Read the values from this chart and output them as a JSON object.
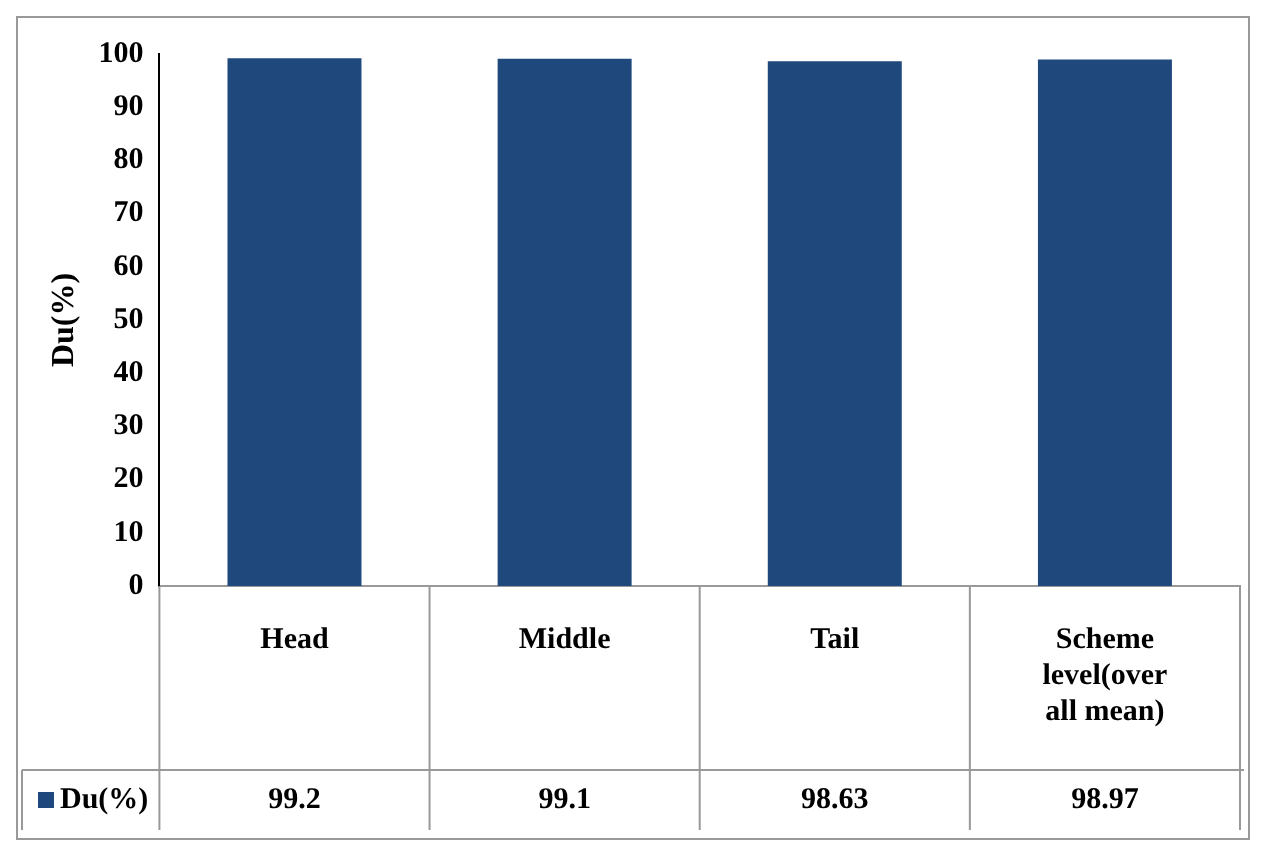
{
  "chart_data": {
    "type": "bar",
    "ylabel": "Du(%)",
    "categories": [
      "Head",
      "Middle",
      "Tail",
      "Scheme level(over all mean)"
    ],
    "series": [
      {
        "name": "Du(%)",
        "color": "#1f497d",
        "values": [
          99.2,
          99.1,
          98.63,
          98.97
        ]
      }
    ],
    "ylim": [
      0,
      100
    ],
    "yticks": [
      0,
      10,
      20,
      30,
      40,
      50,
      60,
      70,
      80,
      90,
      100
    ],
    "grid": false,
    "legend": "bottom",
    "data_labels": true
  }
}
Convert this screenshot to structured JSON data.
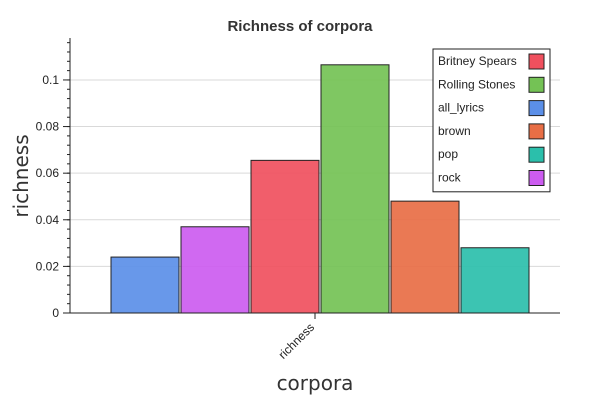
{
  "chart_data": {
    "type": "bar",
    "title": "Richness of corpora",
    "xlabel": "corpora",
    "ylabel": "richness",
    "categories": [
      "richness"
    ],
    "ylim": [
      0,
      0.118
    ],
    "yticks": [
      0,
      0.02,
      0.04,
      0.06,
      0.08,
      0.1
    ],
    "ytick_labels": [
      "0",
      "0.02",
      "0.04",
      "0.06",
      "0.08",
      "0.1"
    ],
    "grid": true,
    "legend_position": "top-right",
    "series": [
      {
        "name": "all_lyrics",
        "values": [
          0.024
        ],
        "color": "#5b8fe8"
      },
      {
        "name": "rock",
        "values": [
          0.037
        ],
        "color": "#cc5cf0"
      },
      {
        "name": "Britney Spears",
        "values": [
          0.0655
        ],
        "color": "#f0505e"
      },
      {
        "name": "Rolling Stones",
        "values": [
          0.1065
        ],
        "color": "#74c255"
      },
      {
        "name": "brown",
        "values": [
          0.048
        ],
        "color": "#e86e45"
      },
      {
        "name": "pop",
        "values": [
          0.028
        ],
        "color": "#2bbfab"
      }
    ],
    "legend": [
      {
        "label": "Britney Spears",
        "color": "#f0505e"
      },
      {
        "label": "Rolling Stones",
        "color": "#74c255"
      },
      {
        "label": "all_lyrics",
        "color": "#5b8fe8"
      },
      {
        "label": "brown",
        "color": "#e86e45"
      },
      {
        "label": "pop",
        "color": "#2bbfab"
      },
      {
        "label": "rock",
        "color": "#cc5cf0"
      }
    ]
  }
}
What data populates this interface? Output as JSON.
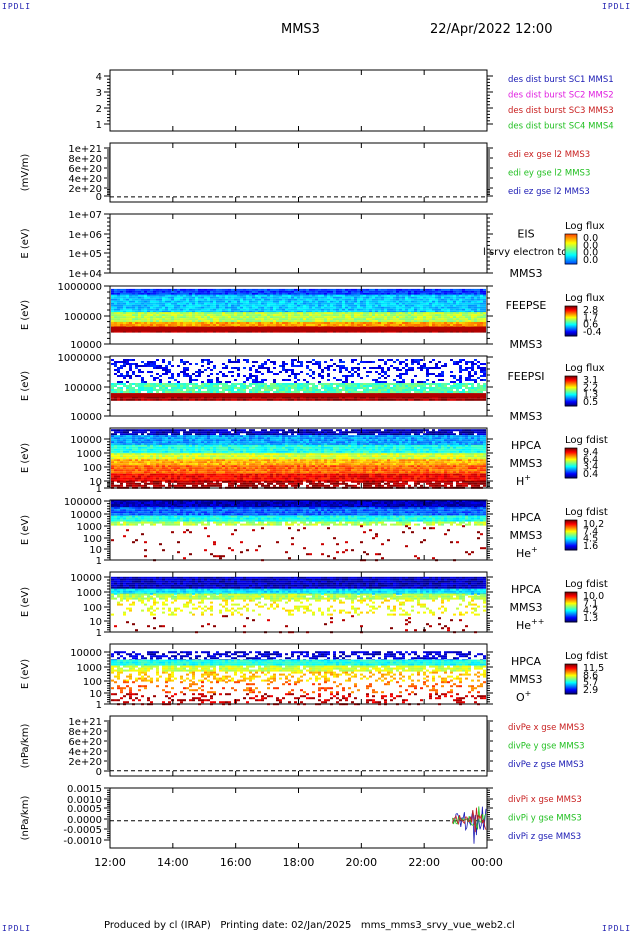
{
  "corner_labels": {
    "top_left": "IPDLI",
    "top_right": "IPDLI",
    "bottom_left": "IPDLI",
    "bottom_right": "IPDLI"
  },
  "header": {
    "title": "MMS3",
    "datetime": "22/Apr/2022 12:00"
  },
  "footer": {
    "text": "Produced by cl (IRAP)   Printing date: 02/Jan/2025   mms_mms3_srvy_vue_web2.cl"
  },
  "colors": {
    "red": "#c81e1e",
    "magenta": "#e020e0",
    "green": "#22c022",
    "blue": "#1a1ab4",
    "line_red": "#dd0000"
  },
  "x_axis": {
    "tick_labels": [
      "12:00",
      "14:00",
      "16:00",
      "18:00",
      "20:00",
      "22:00",
      "00:00"
    ],
    "range_hours": [
      12,
      24
    ]
  },
  "chart_data": [
    {
      "type": "line",
      "panel": "burst",
      "y_tick_labels": [
        "4",
        "3",
        "2",
        "1"
      ],
      "ylim": [
        0.6,
        4.4
      ],
      "legend": [
        "des dist burst SC1 MMS1",
        "des dist burst SC2 MMS2",
        "des dist burst SC3 MMS3",
        "des dist burst SC4 MMS4"
      ],
      "legend_colors": [
        "blue",
        "magenta",
        "red",
        "green"
      ]
    },
    {
      "type": "line",
      "panel": "edi",
      "ylabel": "(mV/m)",
      "y_tick_labels": [
        "1e+21",
        "8e+20",
        "6e+20",
        "4e+20",
        "2e+20",
        "0"
      ],
      "ylim": [
        -1e+20,
        1.05e+21
      ],
      "legend": [
        "edi ex gse l2 MMS3",
        "edi ey gse l2 MMS3",
        "edi ez gse l2 MMS3"
      ],
      "legend_colors": [
        "red",
        "green",
        "blue"
      ]
    },
    {
      "type": "heatmap",
      "panel": "eis",
      "ylabel": "E (eV)",
      "log_y": true,
      "y_tick_labels": [
        "1e+07",
        "1e+06",
        "1e+05",
        "1e+04"
      ],
      "labels": [
        "EIS",
        "MMS3"
      ],
      "overlay_text": "l srvy electron to",
      "colorbar_title": "Log flux",
      "colorbar_ticks": [
        "0.0",
        "0.0",
        "0.0",
        "0.0"
      ]
    },
    {
      "type": "heatmap",
      "panel": "feeps_e",
      "ylabel": "E (eV)",
      "log_y": true,
      "y_tick_labels": [
        "1000000",
        "100000",
        "10000"
      ],
      "labels": [
        "FEEPSE",
        "MMS3"
      ],
      "colorbar_title": "Log flux",
      "colorbar_ticks": [
        "2.8",
        "1.7",
        "0.6",
        "-0.4"
      ]
    },
    {
      "type": "heatmap",
      "panel": "feeps_i",
      "ylabel": "E (eV)",
      "log_y": true,
      "y_tick_labels": [
        "1000000",
        "100000",
        "10000"
      ],
      "labels": [
        "FEEPSI",
        "MMS3"
      ],
      "colorbar_title": "Log flux",
      "colorbar_ticks": [
        "3.1",
        "2.2",
        "1.3",
        "0.5"
      ]
    },
    {
      "type": "heatmap",
      "panel": "hpca_h",
      "ylabel": "E (eV)",
      "log_y": true,
      "y_tick_labels": [
        "10000",
        "1000",
        "100",
        "10",
        "1"
      ],
      "labels": [
        "HPCA",
        "MMS3",
        "H+"
      ],
      "colorbar_title": "Log fdist",
      "colorbar_ticks": [
        "9.4",
        "6.4",
        "3.4",
        "0.4"
      ]
    },
    {
      "type": "heatmap",
      "panel": "hpca_he",
      "ylabel": "E (eV)",
      "log_y": true,
      "y_tick_labels": [
        "100000",
        "10000",
        "1000",
        "100",
        "10",
        "1"
      ],
      "labels": [
        "HPCA",
        "MMS3",
        "He+"
      ],
      "colorbar_title": "Log fdist",
      "colorbar_ticks": [
        "10.2",
        "7.4",
        "4.5",
        "1.6"
      ]
    },
    {
      "type": "heatmap",
      "panel": "hpca_hepp",
      "ylabel": "E (eV)",
      "log_y": true,
      "y_tick_labels": [
        "10000",
        "1000",
        "100",
        "10",
        "1"
      ],
      "labels": [
        "HPCA",
        "MMS3",
        "He++"
      ],
      "colorbar_title": "Log fdist",
      "colorbar_ticks": [
        "10.0",
        "7.1",
        "4.2",
        "1.3"
      ]
    },
    {
      "type": "heatmap",
      "panel": "hpca_o",
      "ylabel": "E (eV)",
      "log_y": true,
      "y_tick_labels": [
        "10000",
        "1000",
        "100",
        "10",
        "1"
      ],
      "labels": [
        "HPCA",
        "MMS3",
        "O+"
      ],
      "colorbar_title": "Log fdist",
      "colorbar_ticks": [
        "11.5",
        "8.6",
        "5.7",
        "2.9"
      ]
    },
    {
      "type": "line",
      "panel": "divpe",
      "ylabel": "(nPa/km)",
      "y_tick_labels": [
        "1e+21",
        "8e+20",
        "6e+20",
        "4e+20",
        "2e+20",
        "0"
      ],
      "ylim": [
        -1e+20,
        1.05e+21
      ],
      "legend": [
        "divPe x gse MMS3",
        "divPe y gse MMS3",
        "divPe z gse MMS3"
      ],
      "legend_colors": [
        "red",
        "green",
        "blue"
      ]
    },
    {
      "type": "line",
      "panel": "divpi",
      "ylabel": "(nPa/km)",
      "y_tick_labels": [
        "0.0015",
        "0.0010",
        "0.0005",
        "0.0000",
        "-0.0005",
        "-0.0010"
      ],
      "ylim": [
        -0.00125,
        0.0015
      ],
      "legend": [
        "divPi x gse MMS3",
        "divPi y gse MMS3",
        "divPi z gse MMS3"
      ],
      "legend_colors": [
        "red",
        "green",
        "blue"
      ],
      "activity_start_hour": 22.9
    }
  ]
}
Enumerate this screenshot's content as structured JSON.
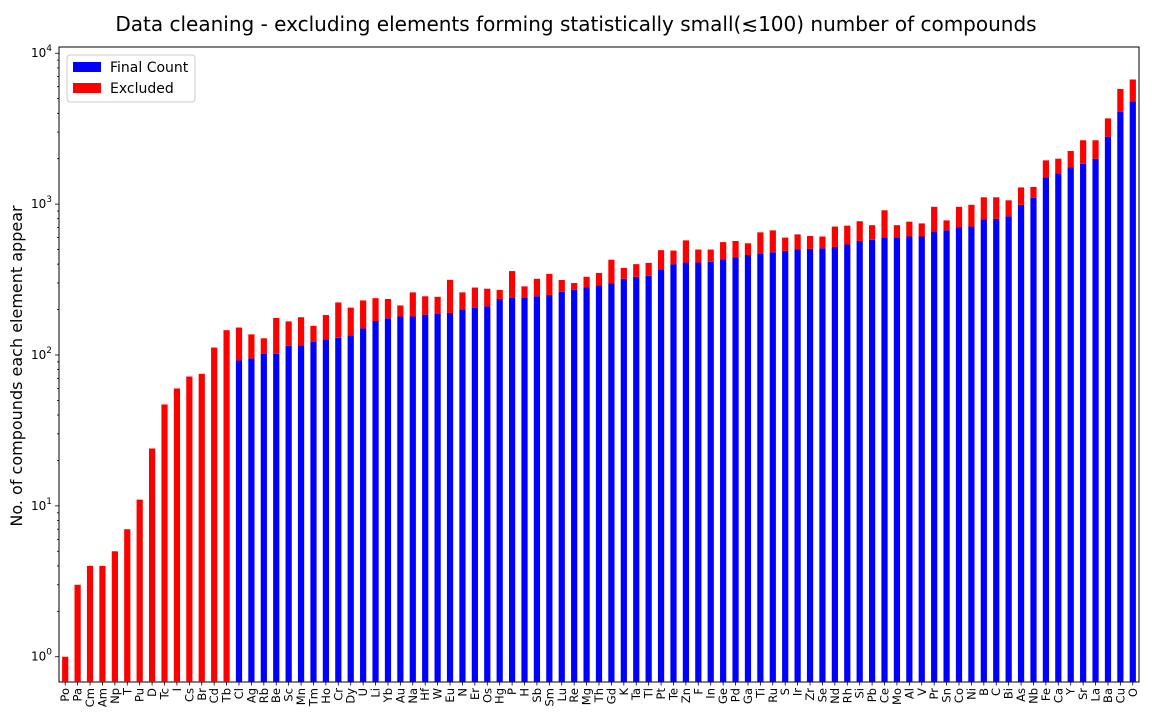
{
  "chart_data": {
    "type": "bar",
    "stacked": true,
    "title": "Data cleaning - excluding elements forming statistically small(≲100) number of compounds",
    "xlabel": "",
    "ylabel": "No. of compounds each element appear",
    "yscale": "log",
    "ylim": [
      0.68,
      11000
    ],
    "yticks": [
      1,
      10,
      100,
      1000,
      10000
    ],
    "ytick_labels": [
      {
        "base": "10",
        "exp": "0"
      },
      {
        "base": "10",
        "exp": "1"
      },
      {
        "base": "10",
        "exp": "2"
      },
      {
        "base": "10",
        "exp": "3"
      },
      {
        "base": "10",
        "exp": "4"
      }
    ],
    "legend": {
      "placement": "upper-left"
    },
    "categories": [
      "Po",
      "Pa",
      "Cm",
      "Am",
      "Np",
      "T",
      "Pu",
      "D",
      "Tc",
      "I",
      "Cs",
      "Br",
      "Cd",
      "Tb",
      "Cl",
      "Ag",
      "Rb",
      "Be",
      "Sc",
      "Mn",
      "Tm",
      "Ho",
      "Cr",
      "Dy",
      "U",
      "Li",
      "Yb",
      "Au",
      "Na",
      "Hf",
      "W",
      "Eu",
      "N",
      "Er",
      "Os",
      "Hg",
      "P",
      "H",
      "Sb",
      "Sm",
      "Lu",
      "Re",
      "Mg",
      "Th",
      "Gd",
      "K",
      "Ta",
      "Tl",
      "Pt",
      "Te",
      "Zn",
      "F",
      "In",
      "Ge",
      "Pd",
      "Ga",
      "Ti",
      "Ru",
      "S",
      "Ir",
      "Zr",
      "Se",
      "Nd",
      "Rh",
      "Si",
      "Pb",
      "Ce",
      "Mo",
      "Al",
      "V",
      "Pr",
      "Sn",
      "Co",
      "Ni",
      "B",
      "C",
      "Bi",
      "As",
      "Nb",
      "Fe",
      "Ca",
      "Y",
      "Sr",
      "La",
      "Ba",
      "Cu",
      "O"
    ],
    "series": [
      {
        "name": "Final Count",
        "color": "#0000ff",
        "values": [
          0,
          0,
          0,
          0,
          0,
          0,
          0,
          0,
          0,
          0,
          0,
          0,
          0,
          0,
          92,
          95,
          102,
          102,
          115,
          116,
          122,
          127,
          130,
          135,
          150,
          168,
          175,
          180,
          180,
          185,
          188,
          190,
          200,
          205,
          210,
          235,
          240,
          240,
          245,
          250,
          262,
          270,
          280,
          290,
          298,
          320,
          330,
          335,
          370,
          400,
          410,
          410,
          415,
          430,
          445,
          460,
          470,
          480,
          490,
          500,
          505,
          510,
          520,
          540,
          570,
          580,
          600,
          600,
          610,
          610,
          660,
          670,
          700,
          710,
          790,
          800,
          830,
          990,
          1100,
          1500,
          1600,
          1750,
          1850,
          2000,
          2800,
          4100,
          4800
        ]
      },
      {
        "name": "Excluded",
        "color": "#ff0000",
        "values": [
          1,
          3,
          4,
          4,
          5,
          7,
          11,
          24,
          47,
          60,
          72,
          75,
          112,
          146,
          60,
          42,
          27,
          74,
          52,
          62,
          34,
          57,
          93,
          71,
          80,
          70,
          60,
          33,
          80,
          60,
          55,
          125,
          60,
          75,
          65,
          35,
          120,
          45,
          75,
          95,
          52,
          30,
          50,
          60,
          130,
          58,
          70,
          73,
          125,
          92,
          165,
          90,
          85,
          130,
          125,
          90,
          180,
          190,
          110,
          130,
          110,
          100,
          190,
          180,
          200,
          145,
          310,
          125,
          155,
          135,
          300,
          110,
          260,
          280,
          320,
          310,
          230,
          300,
          200,
          450,
          400,
          500,
          800,
          650,
          900,
          1700,
          1900
        ]
      }
    ]
  }
}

## WHAT IS NEEDED
Check every line of the data above for the string "screenshot", and copy those that have it.

## EXPECTED OUTPUT
Convert this screenshot to structured JSON data.
Enumerate this screenshot's content as structured JSON.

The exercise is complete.